Task description: Below are some records. Pull every line that contains the word "this".

Records from a data collection:
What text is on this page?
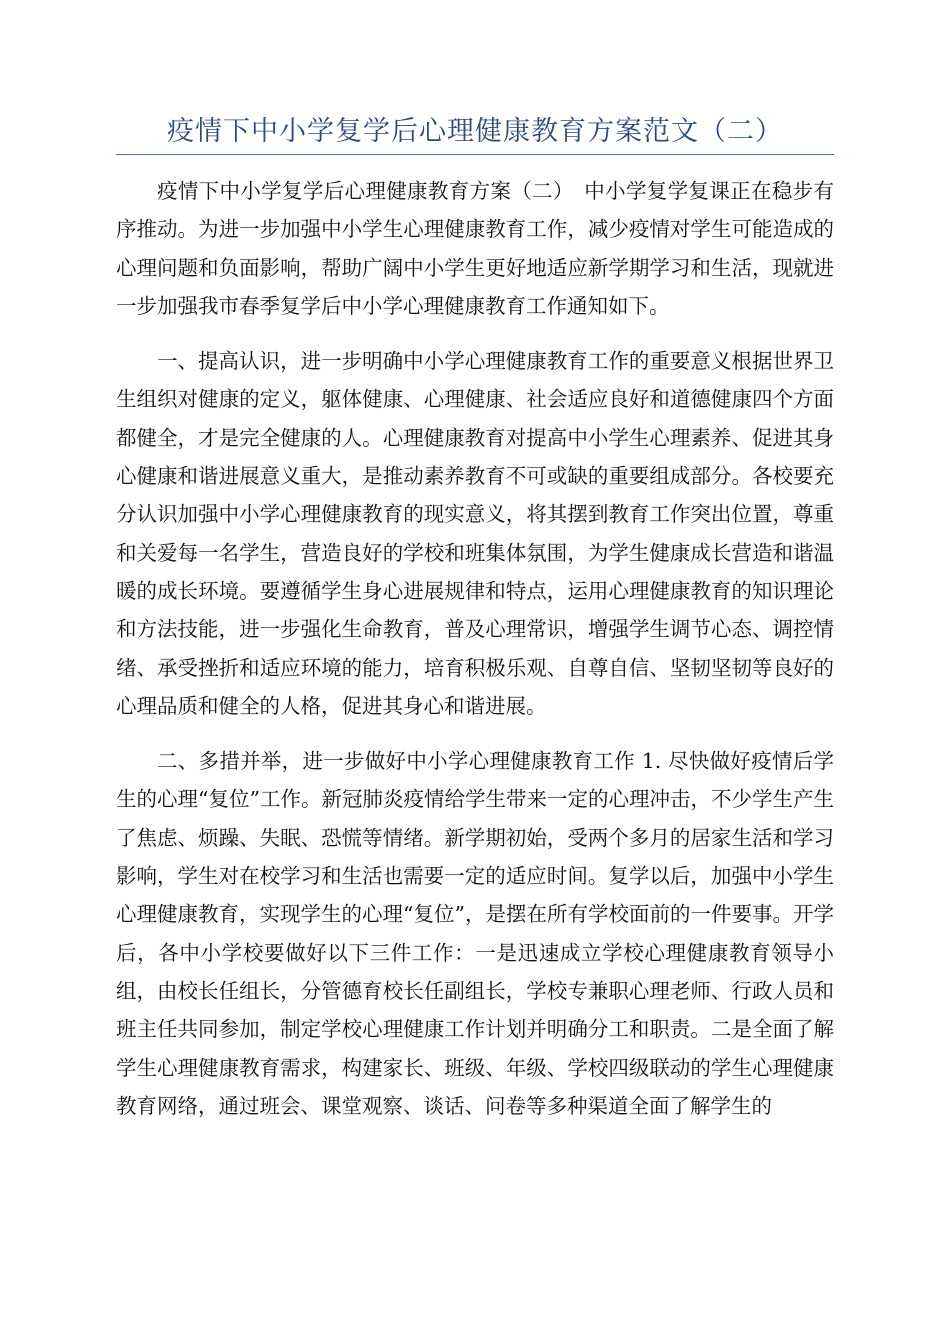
疫情下中小学复学后心理健康教育方案范文（二）

疫情下中小学复学后心理健康教育方案（二）　中小学复学复课正在稳步有序推动。为进一步加强中小学生心理健康教育工作，减少疫情对学生可能造成的心理问题和负面影响，帮助广阔中小学生更好地适应新学期学习和生活，现就进一步加强我市春季复学后中小学心理健康教育工作通知如下。

一、提高认识，进一步明确中小学心理健康教育工作的重要意义根据世界卫生组织对健康的定义，躯体健康、心理健康、社会适应良好和道德健康四个方面都健全，才是完全健康的人。心理健康教育对提高中小学生心理素养、促进其身心健康和谐进展意义重大，是推动素养教育不可或缺的重要组成部分。各校要充分认识加强中小学心理健康教育的现实意义，将其摆到教育工作突出位置，尊重和关爱每一名学生，营造良好的学校和班集体氛围，为学生健康成长营造和谐温暖的成长环境。要遵循学生身心进展规律和特点，运用心理健康教育的知识理论和方法技能，进一步强化生命教育，普及心理常识，增强学生调节心态、调控情绪、承受挫折和适应环境的能力，培育积极乐观、自尊自信、坚韧坚韧等良好的心理品质和健全的人格，促进其身心和谐进展。

二、多措并举，进一步做好中小学心理健康教育工作 1. 尽快做好疫情后学生的心理“复位”工作。新冠肺炎疫情给学生带来一定的心理冲击，不少学生产生了焦虑、烦躁、失眠、恐慌等情绪。新学期初始，受两个多月的居家生活和学习影响，学生对在校学习和生活也需要一定的适应时间。复学以后，加强中小学生心理健康教育，实现学生的心理“复位”，是摆在所有学校面前的一件要事。开学后，各中小学校要做好以下三件工作：一是迅速成立学校心理健康教育领导小组，由校长任组长，分管德育校长任副组长，学校专兼职心理老师、行政人员和班主任共同参加，制定学校心理健康工作计划并明确分工和职责。二是全面了解学生心理健康教育需求，构建家长、班级、年级、学校四级联动的学生心理健康教育网络，通过班会、课堂观察、谈话、问卷等多种渠道全面了解学生的
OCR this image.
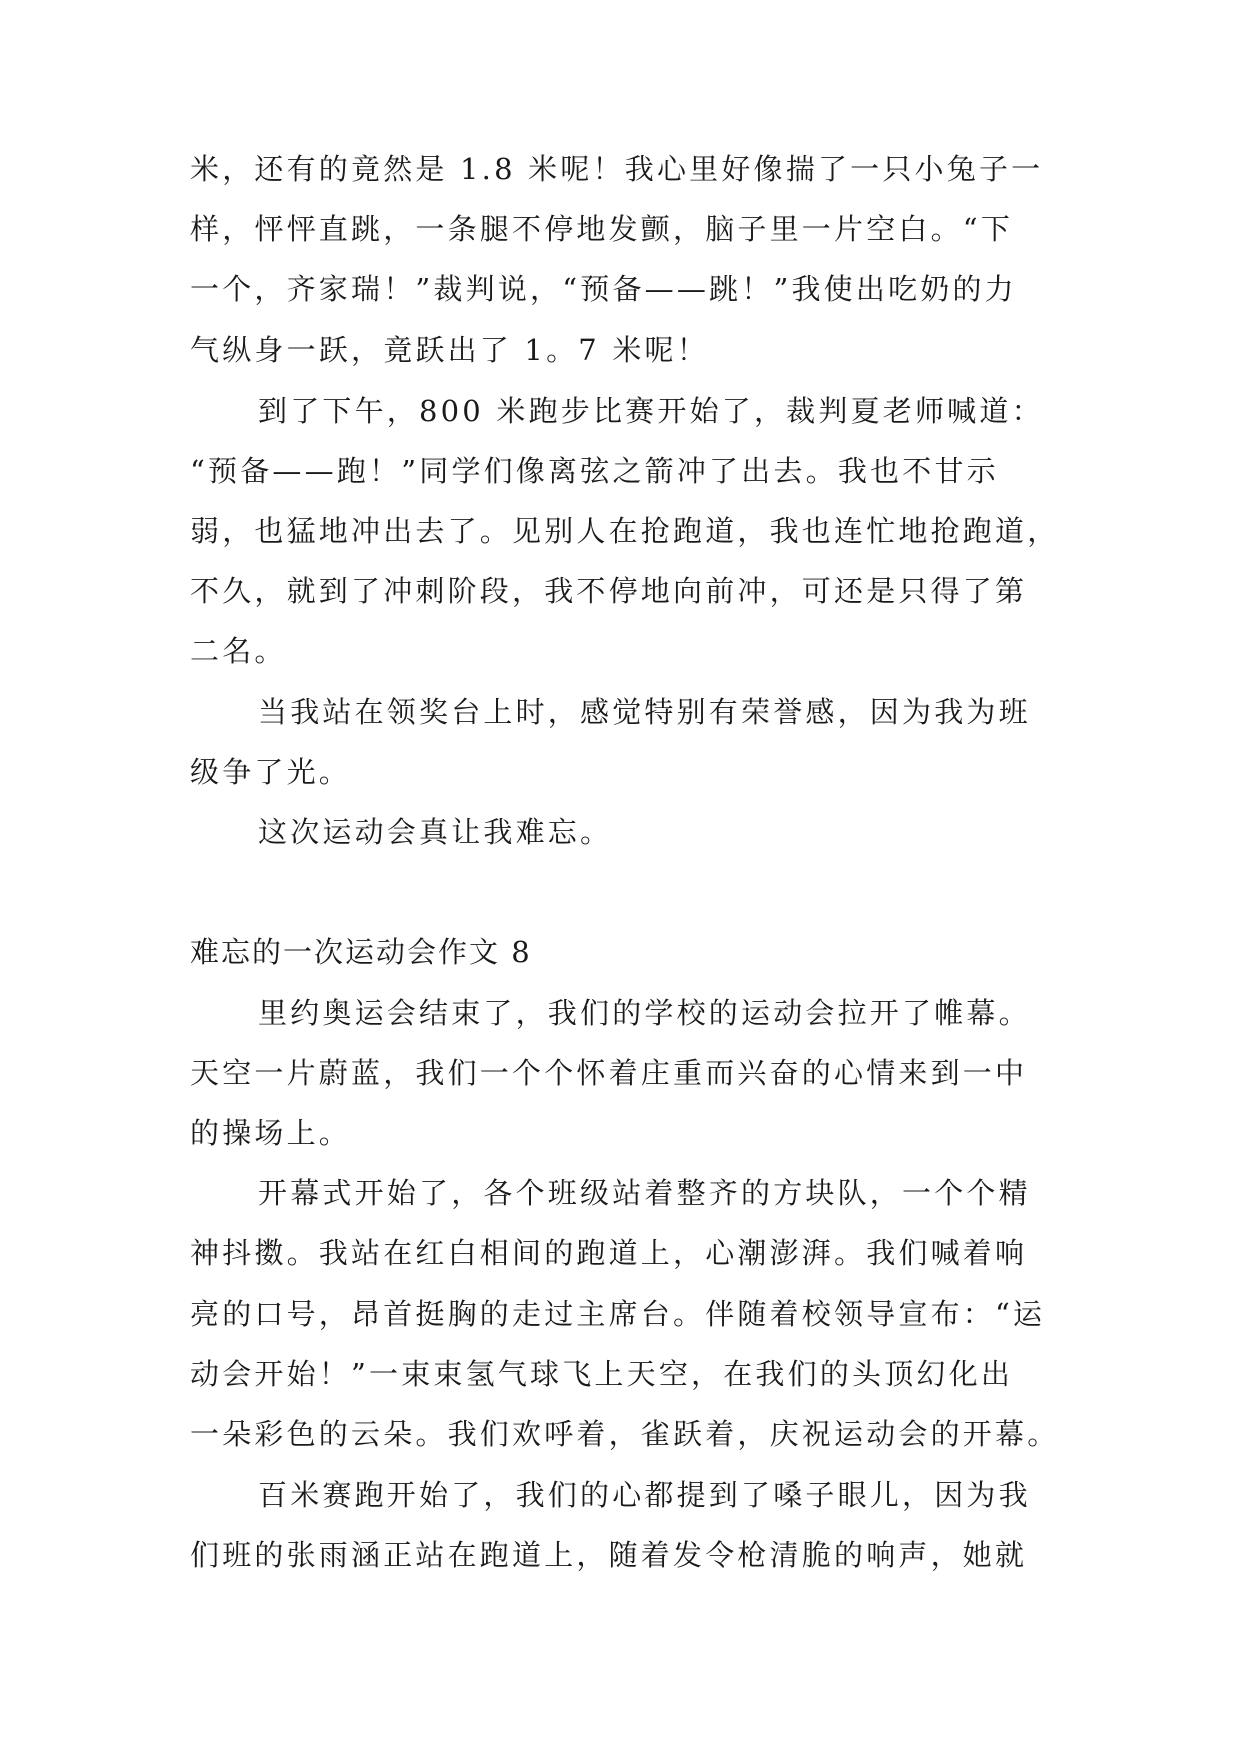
米，还有的竟然是 1.8 米呢！我心里好像揣了一只小兔子一
样，怦怦直跳，一条腿不停地发颤，脑子里一片空白。“下
一个，齐家瑞！”裁判说，“预备——跳！”我使出吃奶的力
气纵身一跃，竟跃出了 1。7 米呢！
到了下午，800 米跑步比赛开始了，裁判夏老师喊道：
“预备——跑！”同学们像离弦之箭冲了出去。我也不甘示
弱，也猛地冲出去了。见别人在抢跑道，我也连忙地抢跑道，
不久，就到了冲刺阶段，我不停地向前冲，可还是只得了第
二名。
当我站在领奖台上时，感觉特别有荣誉感，因为我为班
级争了光。
这次运动会真让我难忘。
难忘的一次运动会作文 8
里约奥运会结束了，我们的学校的运动会拉开了帷幕。
天空一片蔚蓝，我们一个个怀着庄重而兴奋的心情来到一中
的操场上。
开幕式开始了，各个班级站着整齐的方块队，一个个精
神抖擞。我站在红白相间的跑道上，心潮澎湃。我们喊着响
亮的口号，昂首挺胸的走过主席台。伴随着校领导宣布：“运
动会开始！”一束束氢气球飞上天空，在我们的头顶幻化出
一朵彩色的云朵。我们欢呼着，雀跃着，庆祝运动会的开幕。
百米赛跑开始了，我们的心都提到了嗓子眼儿，因为我
们班的张雨涵正站在跑道上，随着发令枪清脆的响声，她就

Problem solution:
What text is on this page?
OCR this image.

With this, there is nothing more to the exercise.